- WHAT IS NEEDED: Copy all lines that contain the word "seconds".

-----

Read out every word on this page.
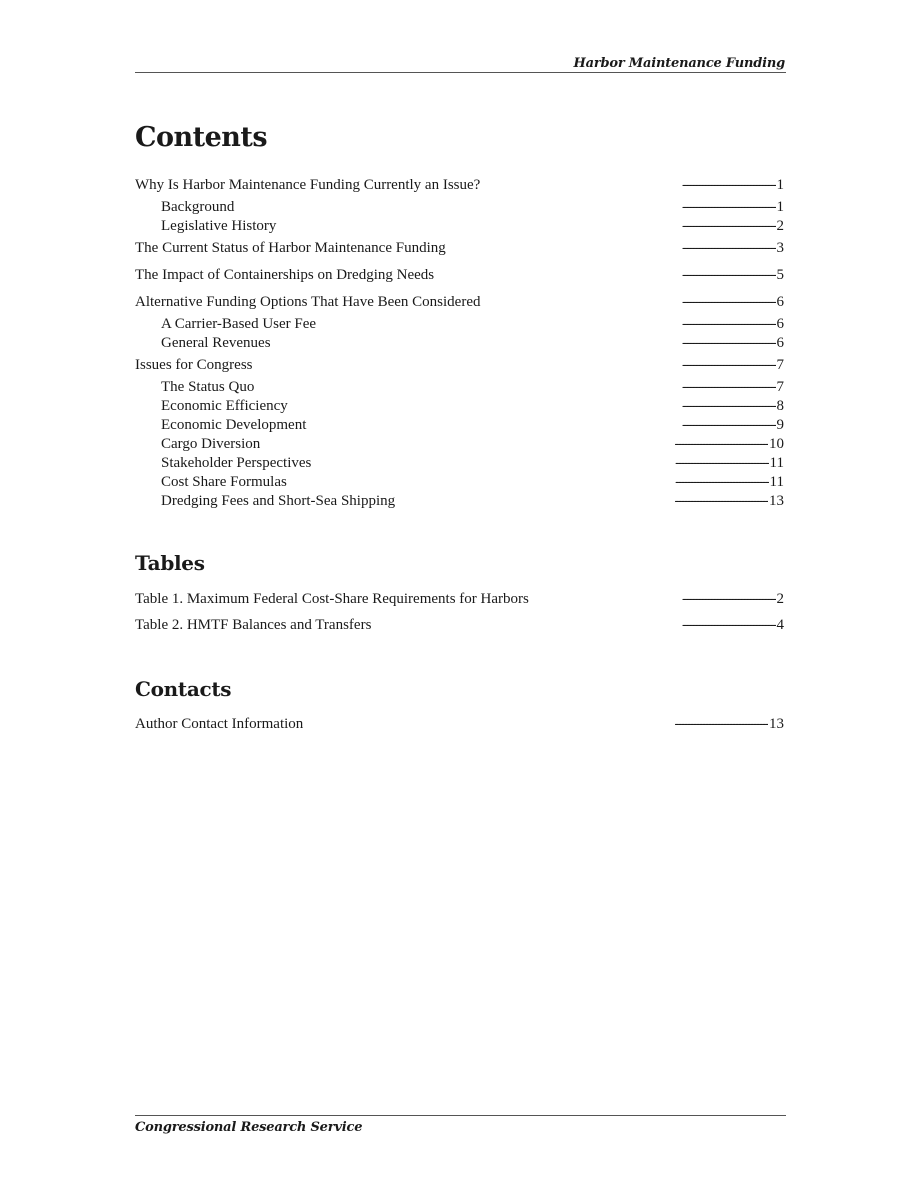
Harbor Maintenance Funding
Contents
Why Is Harbor Maintenance Funding Currently an Issue? . . .	1
Background . . .	1
Legislative History . . .	2
The Current Status of Harbor Maintenance Funding . . .	3
The Impact of Containerships on Dredging Needs . . .	5
Alternative Funding Options That Have Been Considered . . .	6
A Carrier-Based User Fee . . .	6
General Revenues . . .	6
Issues for Congress . . .	7
The Status Quo . . .	7
Economic Efficiency . . .	8
Economic Development . . .	9
Cargo Diversion . . .	10
Stakeholder Perspectives . . .	11
Cost Share Formulas . . .	11
Dredging Fees and Short-Sea Shipping . . .	13
Tables
Table 1. Maximum Federal Cost-Share Requirements for Harbors . . .	2
Table 2. HMTF Balances and Transfers . . .	4
Contacts
Author Contact Information . . .	13
Congressional Research Service
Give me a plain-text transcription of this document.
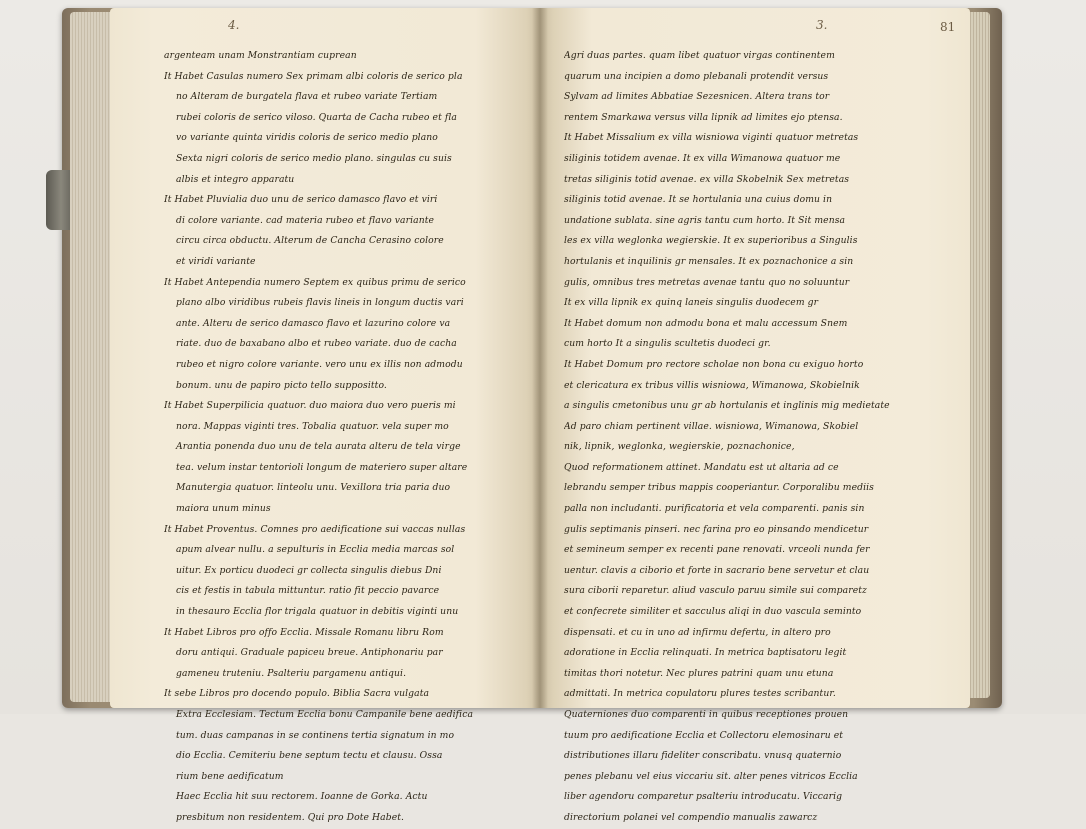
4.
argenteam unam Monstrantiam cuprean
It Habet Casulas numero Sex primam albi coloris de serico pla
no Alteram de burgatela flava et rubeo variate Tertiam
rubei coloris de serico viloso. Quarta de Cacha rubeo et fla
vo variante quinta viridis coloris de serico medio plano
Sexta nigri coloris de serico medio plano. singulas cu suis
albis et integro apparatu
It Habet Pluvialia duo unu de serico damasco flavo et viri
di colore variante. cad materia rubeo et flavo variante
circu circa obductu. Alterum de Cancha Cerasino colore
et viridi variante
It Habet Antependia numero Septem ex quibus primu de serico
plano albo viridibus rubeis flavis lineis in longum ductis vari
ante. Alteru de serico damasco flavo et lazurino colore va
riate. duo de baxabano albo et rubeo variate. duo de cacha
rubeo et nigro colore variante. vero unu ex illis non admodu
bonum. unu de papiro picto tello suppositto.
It Habet Superpilicia quatuor. duo maiora duo vero pueris mi
nora. Mappas viginti tres. Tobalia quatuor. vela super mo
Arantia ponenda duo unu de tela aurata alteru de tela virge
tea. velum instar tentorioli longum de materiero super altare
Manutergia quatuor. linteolu unu. Vexillora tria paria duo
maiora unum minus
It Habet Proventus. Comnes pro aedificatione sui vaccas nullas
apum alvear nullu. a sepulturis in Ecclia media marcas sol
uitur. Ex porticu duodeci gr collecta singulis diebus Dni
cis et festis in tabula mittuntur. ratio fit peccio pavarce
in thesauro Ecclia flor trigala quatuor in debitis viginti unu
It Habet Libros pro offo Ecclia. Missale Romanu libru Rom
doru antiqui. Graduale papiceu breue. Antiphonariu par
gameneu truteniu. Psalteriu pargamenu antiqui.
It sebe Libros pro docendo populo. Biblia Sacra vulgata
Extra Ecclesiam. Tectum Ecclia bonu Campanile bene aedifica
tum. duas campanas in se continens tertia signatum in mo
dio Ecclia. Cemiteriu bene septum tectu et clausu. Ossa
rium bene aedificatum
Haec Ecclia hit suu rectorem. Ioanne de Gorka. Actu
presbitum non residentem. Qui pro Dote Habet.
3.	81
Agri duas partes. quam libet quatuor virgas continentem
quarum una incipien a domo plebanali protendit versus
Sylvam ad limites Abbatiae Sezesnicen. Altera trans tor
rentem Smarkawa versus villa lipnik ad limites ejo ptensa.
It Habet Missalium ex villa wisniowa viginti quatuor metretas
siliginis totidem avenae. It ex villa Wimanowa quatuor me
tretas siliginis totid avenae. ex villa Skobelnik Sex metretas
siliginis totid avenae. It se hortulania una cuius domu in
undatione sublata. sine agris tantu cum horto. It Sit mensa
les ex villa weglonka wegierskie. It ex superioribus a Singulis
hortulanis et inquilinis gr mensales. It ex poznachonice a sin
gulis, omnibus tres metretas avenae tantu quo no soluuntur
It ex villa lipnik ex quinq laneis singulis duodecem gr
It Habet domum non admodu bona et malu accessum Snem
cum horto It a singulis scultetis duodeci gr.
It Habet Domum pro rectore scholae non bona cu exiguo horto
et clericatura ex tribus villis wisniowa, Wimanowa, Skobielnik
a singulis cmetonibus unu gr ab hortulanis et inglinis mig medietate
Ad paro chiam pertinent villae. wisniowa, Wimanowa, Skobiel
nik, lipnik, weglonka, wegierskie, poznachonice,
Quod reformationem attinet. Mandatu est ut altaria ad ce
lebrandu semper tribus mappis cooperiantur. Corporalibu mediis
palla non includanti. purificatoria et vela comparenti. panis sin
gulis septimanis pinseri. nec farina pro eo pinsando mendicetur
et semineum semper ex recenti pane renovati. vrceoli nunda fer
uentur. clavis a ciborio et forte in sacrario bene servetur et clau
sura ciborii reparetur. aliud vasculo paruu simile sui comparetz
et confecrete similiter et sacculus aliqi in duo vascula seminto
dispensati. et cu in uno ad infirmu defertu, in altero pro
adoratione in Ecclia relinquati. In metrica baptisatoru legit
timitas thori notetur. Nec plures patrini quam unu etuna
admittati. In metrica copulatoru plures testes scribantur.
Quaterniones duo comparenti in quibus receptiones prouen
tuum pro aedificatione Ecclia et Collectoru elemosinaru et
distributiones illaru fideliter conscribatu. vnusq quaternio
penes plebanu vel eius viccariu sit. alter penes vitricos Ecclia
liber agendoru comparetur psalteriu introducatu. Viccarig
directorium polanei vel compendio manualis zawarcz
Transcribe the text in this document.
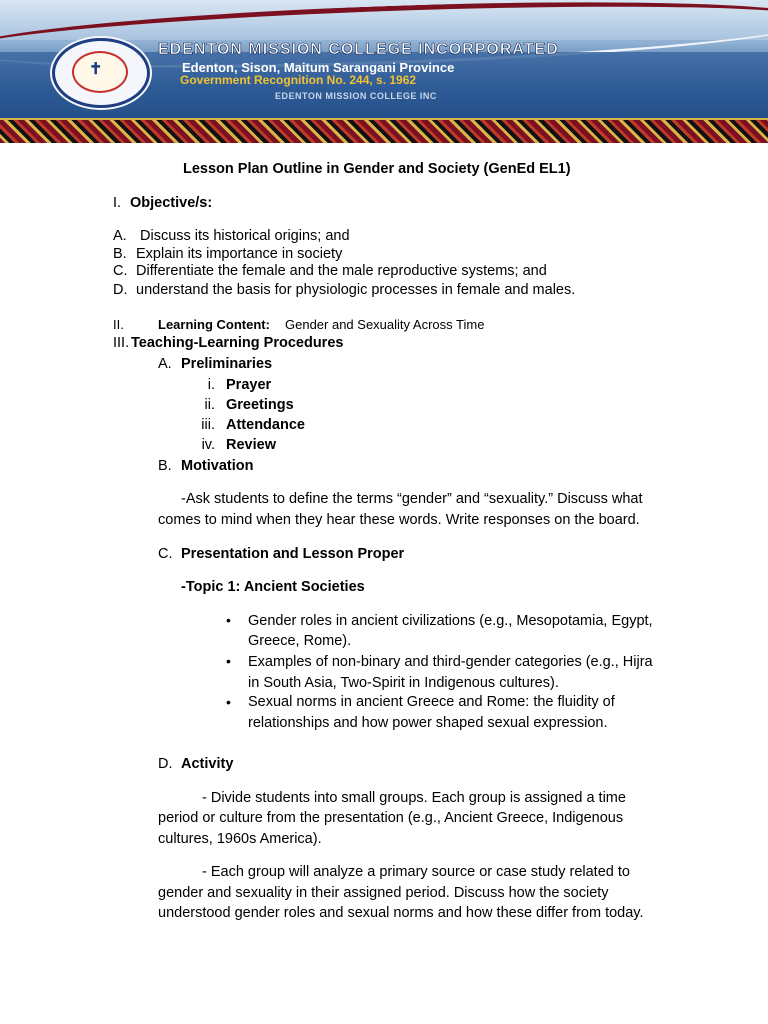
EDENTON MISSION COLLEGE INC
✝
EDENTON MISSION COLLEGE INCORPORATED
Edenton, Sison, Maitum Sarangani Province
Government Recognition No. 244, s. 1962
Lesson Plan Outline in Gender and Society (GenEd EL1)
I. Objective/s:
A. Discuss its historical origins; and
B. Explain its importance in society
C. Differentiate the female and the male reproductive systems; and
D. understand the basis for physiologic processes in female and males.
II.	Learning Content: Gender and Sexuality Across Time
III. Teaching-Learning Procedures
A. Preliminaries
i. Prayer
ii. Greetings
iii. Attendance
iv. Review
B. Motivation
-Ask students to define the terms “gender” and “sexuality.” Discuss what
comes to mind when they hear these words. Write responses on the board.
C. Presentation and Lesson Proper
-Topic 1: Ancient Societies
• Gender roles in ancient civilizations (e.g., Mesopotamia, Egypt,
Greece, Rome).
• Examples of non-binary and third-gender categories (e.g., Hijra
in South Asia, Two-Spirit in Indigenous cultures).
• Sexual norms in ancient Greece and Rome: the fluidity of
relationships and how power shaped sexual expression.
D. Activity
- Divide students into small groups. Each group is assigned a time
period or culture from the presentation (e.g., Ancient Greece, Indigenous
cultures, 1960s America).
- Each group will analyze a primary source or case study related to
gender and sexuality in their assigned period. Discuss how the society
understood gender roles and sexual norms and how these differ from today.
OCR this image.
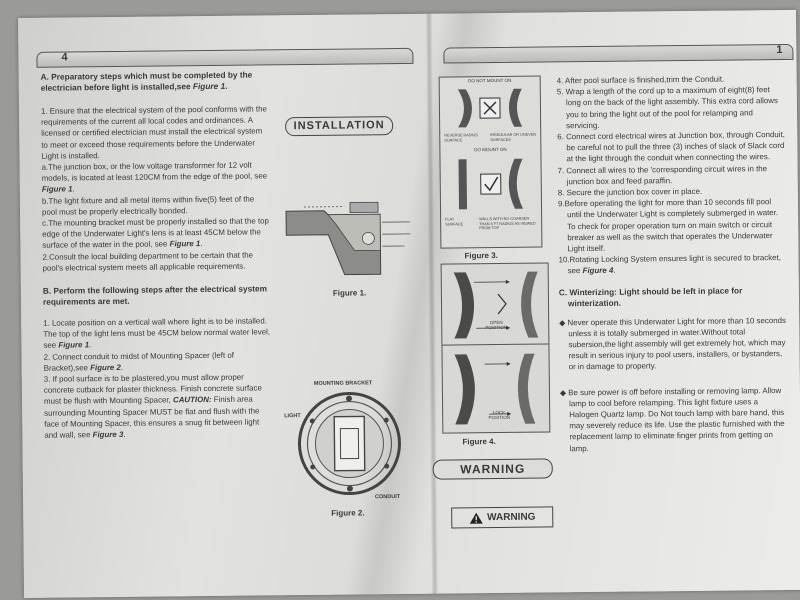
4
1

A. Preparatory steps which must be completed by the electrician before light is installed,see Figure 1.

1. Ensure that the electrical system of the pool conforms with the requirements of the current all local codes and ordinances. A licensed or certified electrician must install the electrical system to meet or exceed those requirements before the Underwater Light is installed.

a.The junction box, or the low voltage transformer for 12 volt models, is located at least 120CM from the edge of the pool, see Figure 1.

b.The light fixture and all metal items within five(5) feet of the pool must be properly electrically bonded.

c.The mounting bracket must be properly installed so that the top edge of the Underwater Light's lens is at least 45CM below the surface of the water in the pool, see Figure 1.

2.Consult the local building department to be certain that the pool's electrical system meets all applicable requirements.

B. Perform the following steps after the electrical system requirements are met.

1. Locate position on a vertical wall where light is to be installed. The top of the light lens must be 45CM below normal water level, see Figure 1.

2. Connect conduit to midst of Mounting Spacer (left of Bracket),see Figure 2.

3. If pool surface is to be plastered,you must allow proper concrete cutback for plaster thickness. Finish concrete surface must be flush with Mounting Spacer, CAUTION: Finish area surrounding Mounting Spacer MUST be flat and flush with the face of Mounting Spacer, this ensures a snug fit between light and wall, see Figure 3.

INSTALLATION
Figure 1.
MOUNTING BRACKET
LIGHT
CONDUIT
Figure 2.
DO NOT MOUNT ON
REVERSE RADIUS SURFACE
IRREGULAR OR UNEVEN SURFACES
DO MOUNT ON
FLAT SURFACE
WALLS WITH NO COARSER THAN 6 FT RADIUS AS VIEWED FROM TOP
Figure 3.
OPEN POSITION
LOCK POSITION
Figure 4.
WARNING
WARNING

4. After pool surface is finished,trim the Conduit.

5. Wrap a length of the cord up to a maximum of eight(8) feet long on the back of the light assembly. This extra cord allows you to bring the light out of the pool for relamping and servicing.

6. Connect cord electrical wires at Junction box, through Conduit, be careful not to pull the three (3) inches of slack of Slack cord at the light through the conduit when connecting the wires.

7. Connect all wires to the 'corresponding circuit wires in the junction box and feed paraffin.

8. Secure the junction box cover in place.

9.Before operating the light for more than 10 seconds fill pool until the Underwater Light is completely submerged in water. To check for proper operation turn on main switch or circuit breaker as well as the switch that operates the Underwater Light itself.

10.Rotating Locking System ensures light is secured to bracket, see Figure 4.

C. Winterizing: Light should be left in place for winterization.

◆ Never operate this Underwater Light for more than 10 seconds unless it is totally submerged in water.Without total subersion,the light assembly will get extremely hot, which may result in serious injury to pool users, installers, or bystanders, or in damage to property.

◆ Be sure power is off before installing or removing lamp. Allow lamp to cool before relamping. This light fixture uses a Halogen Quartz lamp. Do Not touch lamp with bare hand, this may severely reduce its life. Use the plastic furnished with the replacement lamp to eliminate finger prints from getting on lamp.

-----

- SOLUTION TO THIS PROBLEM:
9.Before operating the light for more than 10 seconds fill pool until the Underwater Light is completely submerged in water. To check for proper operation turn on main switch or circuit breaker as well as the switch that operates the Underwater Light itself.
◆ Never operate this Underwater Light for more than 10 seconds unless it is totally submerged in water.Without total subersion,the light assembly will get extremely hot, which may result in serious injury to pool users, installers, or bystanders, or in damage to property.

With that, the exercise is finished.